:: Dataset content ::
= = = =

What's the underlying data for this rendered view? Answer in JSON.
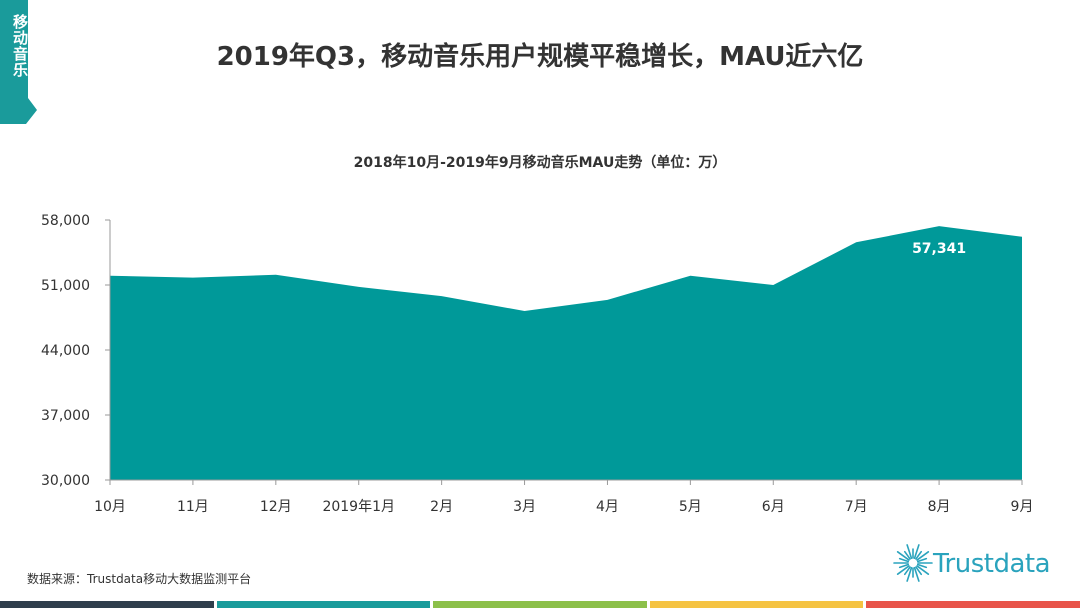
{
  "side_tab": {
    "label": "移动音乐",
    "color": "#1a9b9b"
  },
  "page_title": "2019年Q3，移动音乐用户规模平稳增长，MAU近六亿",
  "source_note": "数据来源：Trustdata移动大数据监测平台",
  "logo": {
    "text": "Trustdata",
    "color": "#2aa3bd",
    "icon": "starburst-logo-icon"
  },
  "footer_colors": [
    "#2f3e4c",
    "#1a9b9b",
    "#8cc04a",
    "#f5c342",
    "#e8544a"
  ],
  "chart_data": {
    "type": "area",
    "title": "2018年10月-2019年9月移动音乐MAU走势（单位：万）",
    "categories": [
      "10月",
      "11月",
      "12月",
      "2019年1月",
      "2月",
      "3月",
      "4月",
      "5月",
      "6月",
      "7月",
      "8月",
      "9月"
    ],
    "series": [
      {
        "values": [
          52000,
          51800,
          52100,
          50800,
          49800,
          48200,
          49400,
          52000,
          51000,
          55600,
          57341,
          56200
        ]
      }
    ],
    "ylim": [
      30000,
      58000
    ],
    "yticks": [
      "30,000",
      "37,000",
      "44,000",
      "51,000",
      "58,000"
    ],
    "ytick_values": [
      30000,
      37000,
      44000,
      51000,
      58000
    ],
    "annotations": [
      {
        "category": "8月",
        "label": "57,341"
      }
    ],
    "color": "#009999",
    "grid": false
  }
}
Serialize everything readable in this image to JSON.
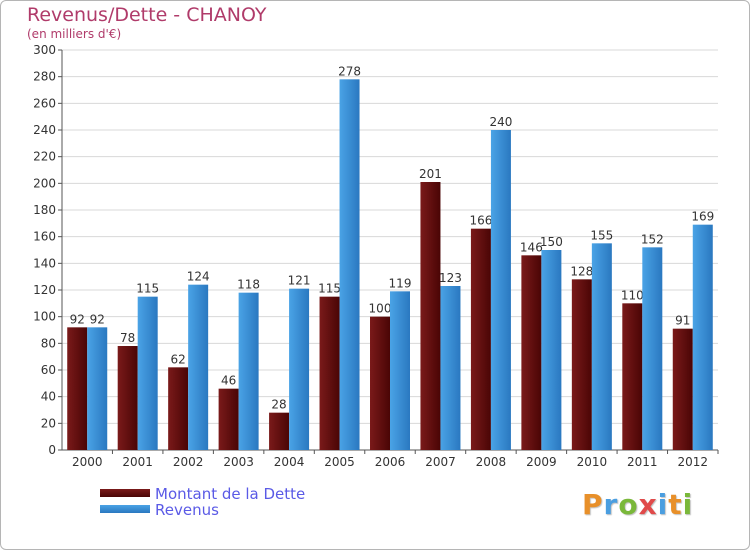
{
  "colors": {
    "debt": "#7a1a1a",
    "debt_dark": "#4a0505",
    "revenue": "#4aa3e6",
    "revenue_dark": "#2a78c0",
    "title": "#b03b6a",
    "legend_text": "#5a5ae6"
  },
  "logo": {
    "letters": [
      "P",
      "r",
      "o",
      "x",
      "i",
      "t",
      "i"
    ],
    "colors": [
      "#e8902a",
      "#4a9ee0",
      "#7ab83a",
      "#e04a4a",
      "#4a9ee0",
      "#e8902a",
      "#7ab83a"
    ]
  },
  "chart_data": {
    "type": "bar",
    "title": "Revenus/Dette - CHANOY",
    "subtitle": "(en milliers d'€)",
    "xlabel": "",
    "ylabel": "",
    "categories": [
      "2000",
      "2001",
      "2002",
      "2003",
      "2004",
      "2005",
      "2006",
      "2007",
      "2008",
      "2009",
      "2010",
      "2011",
      "2012"
    ],
    "series": [
      {
        "name": "Montant de la Dette",
        "values": [
          92,
          78,
          62,
          46,
          28,
          115,
          100,
          201,
          166,
          146,
          128,
          110,
          91
        ]
      },
      {
        "name": "Revenus",
        "values": [
          92,
          115,
          124,
          118,
          121,
          278,
          119,
          123,
          240,
          150,
          155,
          152,
          169
        ]
      }
    ],
    "ylim": [
      0,
      300
    ],
    "yticks": [
      0,
      20,
      40,
      60,
      80,
      100,
      120,
      140,
      160,
      180,
      200,
      220,
      240,
      260,
      280,
      300
    ],
    "grid": true,
    "legend_position": "bottom-left"
  }
}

= = = =

In the records above, how many lines contain the string "JSON"? State that number only.

:: Output for this task ::
2